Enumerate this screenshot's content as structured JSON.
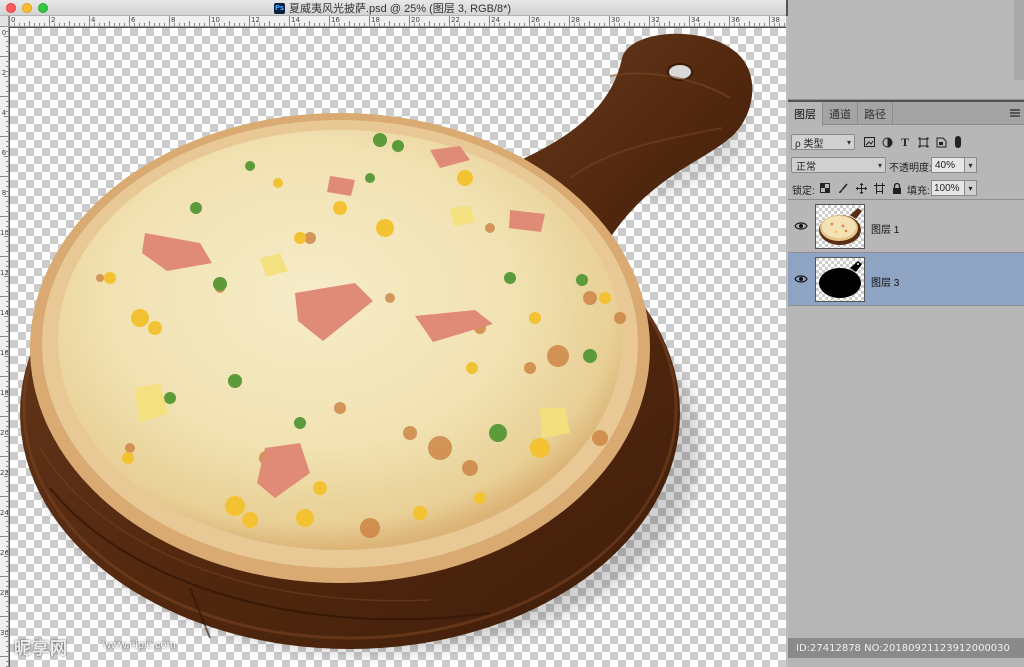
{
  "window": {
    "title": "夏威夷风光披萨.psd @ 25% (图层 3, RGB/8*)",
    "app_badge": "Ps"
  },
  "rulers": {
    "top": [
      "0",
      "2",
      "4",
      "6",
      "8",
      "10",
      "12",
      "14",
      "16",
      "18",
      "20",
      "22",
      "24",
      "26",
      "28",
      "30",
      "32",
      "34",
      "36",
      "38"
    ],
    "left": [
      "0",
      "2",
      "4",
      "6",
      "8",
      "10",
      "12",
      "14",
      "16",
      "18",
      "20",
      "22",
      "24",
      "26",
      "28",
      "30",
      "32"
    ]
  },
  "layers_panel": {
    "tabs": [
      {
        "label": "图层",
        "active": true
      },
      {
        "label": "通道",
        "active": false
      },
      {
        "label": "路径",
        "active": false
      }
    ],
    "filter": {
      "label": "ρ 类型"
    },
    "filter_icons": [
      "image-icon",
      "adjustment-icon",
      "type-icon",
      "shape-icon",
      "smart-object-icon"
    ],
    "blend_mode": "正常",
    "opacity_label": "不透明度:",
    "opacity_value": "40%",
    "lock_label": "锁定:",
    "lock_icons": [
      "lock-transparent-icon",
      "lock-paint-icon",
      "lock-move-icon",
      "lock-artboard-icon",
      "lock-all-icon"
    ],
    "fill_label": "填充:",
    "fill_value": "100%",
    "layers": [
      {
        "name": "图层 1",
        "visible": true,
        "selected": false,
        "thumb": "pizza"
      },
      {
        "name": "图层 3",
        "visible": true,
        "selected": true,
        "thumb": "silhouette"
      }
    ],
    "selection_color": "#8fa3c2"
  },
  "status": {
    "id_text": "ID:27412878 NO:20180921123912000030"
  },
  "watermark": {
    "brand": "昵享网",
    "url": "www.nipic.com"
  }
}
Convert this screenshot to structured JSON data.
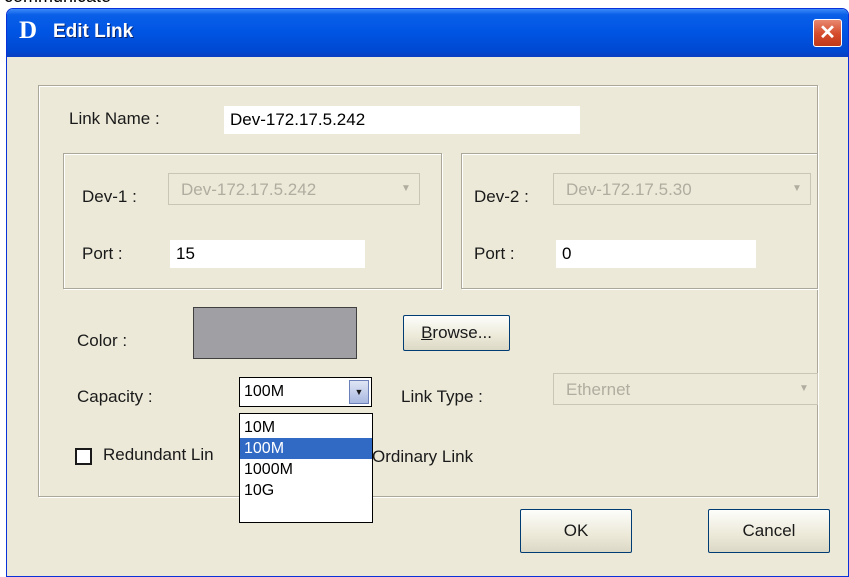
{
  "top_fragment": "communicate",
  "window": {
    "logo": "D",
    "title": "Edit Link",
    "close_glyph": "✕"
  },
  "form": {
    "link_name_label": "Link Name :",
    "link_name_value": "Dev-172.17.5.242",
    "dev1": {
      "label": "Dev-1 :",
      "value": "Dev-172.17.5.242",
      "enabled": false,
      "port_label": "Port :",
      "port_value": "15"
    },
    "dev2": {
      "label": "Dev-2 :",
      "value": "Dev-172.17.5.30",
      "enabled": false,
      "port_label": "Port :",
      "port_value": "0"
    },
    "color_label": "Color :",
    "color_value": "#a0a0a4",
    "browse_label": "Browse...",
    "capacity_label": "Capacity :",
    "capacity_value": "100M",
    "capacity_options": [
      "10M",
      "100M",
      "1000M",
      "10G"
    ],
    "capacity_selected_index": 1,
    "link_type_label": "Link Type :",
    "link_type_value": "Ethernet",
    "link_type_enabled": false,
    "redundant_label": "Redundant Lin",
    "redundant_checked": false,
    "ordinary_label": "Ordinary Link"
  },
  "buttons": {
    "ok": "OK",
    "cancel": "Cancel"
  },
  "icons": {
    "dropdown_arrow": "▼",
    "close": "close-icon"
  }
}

* **INSTRUCTIONS FOR THE TASK**
Quote the preceding records in their entirety, excluding every picture.

* **ANSWER FOR THIS EXERCISE**
Enumerate this screenshot's content as structured JSON.
{
  "window": {
    "title": "夏威夷风光披萨.psd @ 25% (图层 3, RGB/8*)",
    "app_badge": "Ps"
  },
  "rulers": {
    "top": [
      "0",
      "2",
      "4",
      "6",
      "8",
      "10",
      "12",
      "14",
      "16",
      "18",
      "20",
      "22",
      "24",
      "26",
      "28",
      "30",
      "32",
      "34",
      "36",
      "38"
    ],
    "left": [
      "0",
      "2",
      "4",
      "6",
      "8",
      "10",
      "12",
      "14",
      "16",
      "18",
      "20",
      "22",
      "24",
      "26",
      "28",
      "30",
      "32"
    ]
  },
  "layers_panel": {
    "tabs": [
      {
        "label": "图层",
        "active": true
      },
      {
        "label": "通道",
        "active": false
      },
      {
        "label": "路径",
        "active": false
      }
    ],
    "filter": {
      "label": "ρ 类型"
    },
    "filter_icons": [
      "image-icon",
      "adjustment-icon",
      "type-icon",
      "shape-icon",
      "smart-object-icon"
    ],
    "blend_mode": "正常",
    "opacity_label": "不透明度:",
    "opacity_value": "40%",
    "lock_label": "锁定:",
    "lock_icons": [
      "lock-transparent-icon",
      "lock-paint-icon",
      "lock-move-icon",
      "lock-artboard-icon",
      "lock-all-icon"
    ],
    "fill_label": "填充:",
    "fill_value": "100%",
    "layers": [
      {
        "name": "图层 1",
        "visible": true,
        "selected": false,
        "thumb": "pizza"
      },
      {
        "name": "图层 3",
        "visible": true,
        "selected": true,
        "thumb": "silhouette"
      }
    ],
    "selection_color": "#8fa3c2"
  },
  "status": {
    "id_text": "ID:27412878 NO:20180921123912000030"
  },
  "watermark": {
    "brand": "昵享网",
    "url": "www.nipic.com"
  }
}
Convert this screenshot to structured JSON data.
{
  "top_fragment": "communicate",
  "window": {
    "logo": "D",
    "title": "Edit Link",
    "close_glyph": "✕"
  },
  "form": {
    "link_name_label": "Link Name :",
    "link_name_value": "Dev-172.17.5.242",
    "dev1": {
      "label": "Dev-1 :",
      "value": "Dev-172.17.5.242",
      "enabled": false,
      "port_label": "Port :",
      "port_value": "15"
    },
    "dev2": {
      "label": "Dev-2 :",
      "value": "Dev-172.17.5.30",
      "enabled": false,
      "port_label": "Port :",
      "port_value": "0"
    },
    "color_label": "Color :",
    "color_value": "#a0a0a4",
    "browse_label": "Browse...",
    "capacity_label": "Capacity :",
    "capacity_value": "100M",
    "capacity_options": [
      "10M",
      "100M",
      "1000M",
      "10G"
    ],
    "capacity_selected_index": 1,
    "link_type_label": "Link Type :",
    "link_type_value": "Ethernet",
    "link_type_enabled": false,
    "redundant_label": "Redundant Lin",
    "redundant_checked": false,
    "ordinary_label": "Ordinary Link"
  },
  "buttons": {
    "ok": "OK",
    "cancel": "Cancel"
  },
  "icons": {
    "dropdown_arrow": "▼",
    "close": "close-icon"
  }
}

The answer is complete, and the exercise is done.